### What is being asked
Extend the account of darts player Andrew Gilding's career beyond its final sentence.

### Reading text

Andrew Gilding (born 7 December 1970) is an English professional darts player who plays in events of the Professional Darts Corporation (PDC). He made his television debut in 2011. He won his maiden televised title at the 2023 UK Open.

Career

A former butcher and factory worker, Gilding made his television debut at the 2011 UK Open at the Reebok Stadium in Bolton as a pub qualifier. He defeated Brendan Dolan, Matt Clark, Andy Hamilton before losing 9–2 to Mark Hylton in the last 32 earning himself £2,000 in the process.

Gilding's best result of 2012 was getting to the quarter-finals at the UK Open Qualifier 7 at the NIA Community Hall, Birmingham defeating Joe Cullen, Scott Rand, Mark Hylton and Simon Whitlock before losing 6–3 to Kevin Painter. He headed into 2013 ranked world number 73. Gilding failed to qualify for the 2013 UK Open as he finished 142nd on the Order of Merit, outside of the top 96 who claimed their places. In October, he reached his first semi-final in a PDC ranking event at the tenth Players Championship of the year. Gilding saw off the likes of Dave Chisnall and 2008 BDO World Championship winner Mark Webster before losing 6–2 to five-time world champion Raymond van Barneveld. However, at the end of the year his tour card status expired and Gilding was ranked 78th in the world, outside the top 64 who remain on the tour. He entered Q School in an attempt to regain his place and was successful on the first day by beating Jamie Bain 5–0 in his last match.

2014
Gilding reached his first career PDC final at the second UK Open Qualifier, beating the likes of Raymond van Barneveld, James Wade and Phil Taylor to face reigning BDO World Champion Stephen Bunting. He lost 6–5 in a thrilling final but earned £5,000 which saw him qualify for the UK Open. He entered the tournament in the third round and received a bye as Wes Newton withdrew, before being defeated 9–4 by Kevin Painter.
He reached his second PDC final just a month later at the first Players Championship in Barnsley. He defeated Jamie Caven, Jelle Klaasen, Michael Smith, Darren Webster and James Wade before he lost 6–5 to Gary Anderson despite averaging a superb 107.70.

### Dataset records
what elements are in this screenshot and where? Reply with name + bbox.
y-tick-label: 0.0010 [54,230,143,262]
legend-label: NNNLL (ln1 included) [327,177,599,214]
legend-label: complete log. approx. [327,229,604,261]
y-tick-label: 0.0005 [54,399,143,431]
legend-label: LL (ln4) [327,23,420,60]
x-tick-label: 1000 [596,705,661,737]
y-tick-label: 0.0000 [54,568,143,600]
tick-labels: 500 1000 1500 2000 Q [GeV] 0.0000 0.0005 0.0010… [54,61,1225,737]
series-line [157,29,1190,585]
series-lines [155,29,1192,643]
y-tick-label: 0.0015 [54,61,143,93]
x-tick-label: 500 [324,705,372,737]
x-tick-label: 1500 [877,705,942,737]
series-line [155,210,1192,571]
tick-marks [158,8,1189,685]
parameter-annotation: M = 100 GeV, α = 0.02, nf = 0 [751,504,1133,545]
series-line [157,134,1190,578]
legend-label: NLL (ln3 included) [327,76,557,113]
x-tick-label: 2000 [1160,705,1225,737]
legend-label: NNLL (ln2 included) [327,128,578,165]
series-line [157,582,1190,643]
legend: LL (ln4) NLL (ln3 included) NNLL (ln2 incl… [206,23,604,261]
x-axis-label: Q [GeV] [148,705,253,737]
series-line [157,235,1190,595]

### The output
Gilding's performances on the Pro Tour during 2014 saw him make his debut at the World Matchplay, where he was whitewashed 10–0 by Adrian Lewis. He also played in the World Grand Prix for the first time and beat Darren Webster 2–0 (sets) in the first round. Gilding faced 11-time winner of the event Phil Taylor in the next round and won the first set, but went on to be defeated 3–1. At the Players Championship Finals he was beaten 6–3 by Mervyn King in the first round.

2015
Gilding earned £25,000 on the Pro Tour Order of Merit during 2014 to be the highest non-qualified player for the 2015 World Championship. He made his debut in the event against Robert Thornton and could only win two legs during the match in a 3–0 loss. His good year saw him start 2015 ranked world number 38, an increase of 40 places from 12 month ago. A semi-final defeat in the fourth qualifier saw Gilding enter the UK Open at the third round stage and he whitewashed Kevin Painter 9–0. Further victories over Jelle Klaasen (9–5) and James Wade (9–6) followed as he reached the quarter-finals of a major event for the first time in his career. Gilding faced Austria's Mensur Suljović and beat him 10–8 to set up a semi-final with world number one Michael van Gerwen. Gilding played the match of his career to date as he averaged 108.37, hit 10 180s and a 10 darter, but it wasn't quite enough to progress to the final as his tournament ended with a 10–8 loss. The £17,000 in prize money he earned saw him achieve his year's goal of breaking into the top 32 on the Order of Merit.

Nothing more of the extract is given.